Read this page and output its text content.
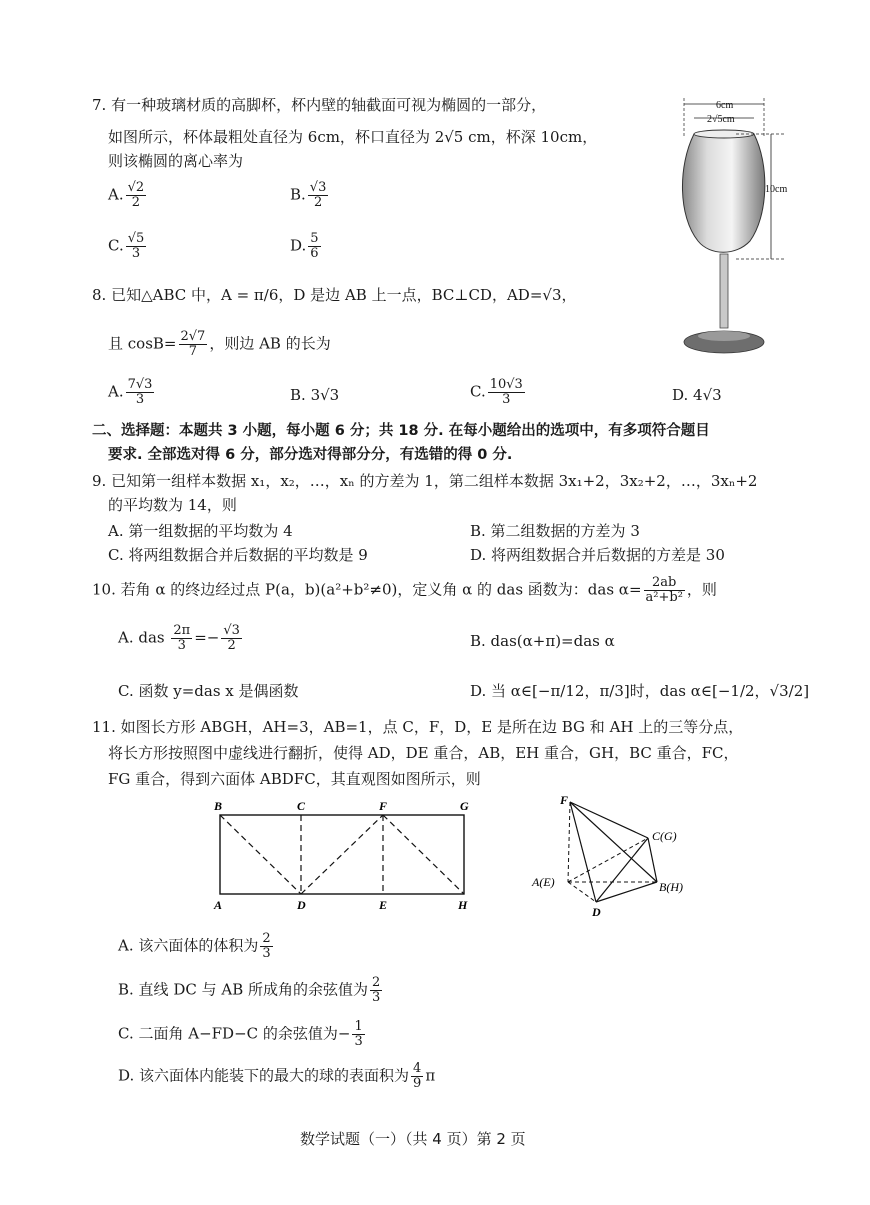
7. 有一种玻璃材质的高脚杯，杯内壁的轴截面可视为椭圆的一部分，
如图所示，杯体最粗处直径为 6cm，杯口直径为 2√5 cm，杯深 10cm，
则该椭圆的离心率为
A. $\frac{√2}{2}$	B. $\frac{√3}{2}$
C. $\frac{√5}{3}$	D. $\frac{5}{6}$
6cm
2√5cm
10cm
8. 已知△ABC 中，A = π/6，D 是边 AB 上一点，BC⊥CD，AD=√3，
且 $\cos B= \frac{2√7}{7}$ ，则边 AB 的长为
A. $\frac{7√3}{3}$	B. 3√3	C. $\frac{10√3}{3}$	D. 4√3
二、选择题：本题共 3 小题，每小题 6 分；共 18 分. 在每小题给出的选项中，有多项符合题目
要求. 全部选对得 6 分，部分选对得部分分，有选错的得 0 分.
9. 已知第一组样本数据 x₁，x₂，…，xₙ 的方差为 1，第二组样本数据 3x₁+2，3x₂+2，…，3xₙ+2
的平均数为 14，则
A. 第一组数据的平均数为 4	B. 第二组数据的方差为 3
C. 将两组数据合并后数据的平均数是 9	D. 将两组数据合并后数据的方差是 30
10. 若角 α 的终边经过点 P(a，b)(a²+b²≠0)，定义角 α 的 das 函数为：das $\alpha= \frac{2ab}{\text{a²+b²}}$ ，则
A. das $\frac{2\pi}{3} =- \frac{√3}{2}$	B. das(α+π)=das α
C. 函数 y=das x 是偶函数	D. 当 α∈[−π/12，π/3]时，das α∈[−1/2，√3/2]
11. 如图长方形 ABGH，AH=3，AB=1，点 C，F，D，E 是所在边 BG 和 AH 上的三等分点，
将长方形按照图中虚线进行翻折，使得 AD，DE 重合，AB，EH 重合，GH，BC 重合，FC，
FG 重合，得到六面体 ABDFC，其直观图如图所示，则
B	C	F	G
A	D	E	H
F
C(G)
A(E)	B(H)
D
A. 该六面体的体积为 $\frac{2}{3}$
B. 直线 DC 与 AB 所成角的余弦值为 $\frac{2}{3}$
C. 二面角 A−FD−C 的余弦值为− $\frac{1}{3}$
D. 该六面体内能装下的最大的球的表面积为 $\frac{4}{9}$ π
数学试题（一）（共 4 页）第 2 页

WORK TO BE COMPLETED ▸
Repeat all the data as it stands, dropping any images it holds.

ANSWER TO THIS TASK ▸
Read this page and output its text content.
7. 有一种玻璃材质的高脚杯，杯内壁的轴截面可视为椭圆的一部分，
如图所示，杯体最粗处直径为 6cm，杯口直径为 2√5 cm，杯深 10cm，
则该椭圆的离心率为
A. $\frac{√2}{2}$	B. $\frac{√3}{2}$
C. $\frac{√5}{3}$	D. $\frac{5}{6}$
6cm
2√5cm
10cm
8. 已知△ABC 中，A = π/6，D 是边 AB 上一点，BC⊥CD，AD=√3，
且 $\cos B= \frac{2√7}{7}$ ，则边 AB 的长为
A. $\frac{7√3}{3}$	B. 3√3	C. $\frac{10√3}{3}$	D. 4√3
二、选择题：本题共 3 小题，每小题 6 分；共 18 分. 在每小题给出的选项中，有多项符合题目
要求. 全部选对得 6 分，部分选对得部分分，有选错的得 0 分.
9. 已知第一组样本数据 x₁，x₂，…，xₙ 的方差为 1，第二组样本数据 3x₁+2，3x₂+2，…，3xₙ+2
的平均数为 14，则
A. 第一组数据的平均数为 4	B. 第二组数据的方差为 3
C. 将两组数据合并后数据的平均数是 9	D. 将两组数据合并后数据的方差是 30
10. 若角 α 的终边经过点 P(a，b)(a²+b²≠0)，定义角 α 的 das 函数为：das $\alpha= \frac{2ab}{\text{a²+b²}}$ ，则
A. das $\frac{2\pi}{3} =- \frac{√3}{2}$	B. das(α+π)=das α
C. 函数 y=das x 是偶函数	D. 当 α∈[−π/12，π/3]时，das α∈[−1/2，√3/2]
11. 如图长方形 ABGH，AH=3，AB=1，点 C，F，D，E 是所在边 BG 和 AH 上的三等分点，
将长方形按照图中虚线进行翻折，使得 AD，DE 重合，AB，EH 重合，GH，BC 重合，FC，
FG 重合，得到六面体 ABDFC，其直观图如图所示，则
B	C	F	G
A	D	E	H
F
C(G)
A(E)	B(H)
D
A. 该六面体的体积为 $\frac{2}{3}$
B. 直线 DC 与 AB 所成角的余弦值为 $\frac{2}{3}$
C. 二面角 A−FD−C 的余弦值为− $\frac{1}{3}$
D. 该六面体内能装下的最大的球的表面积为 $\frac{4}{9}$ π
数学试题（一）（共 4 页）第 2 页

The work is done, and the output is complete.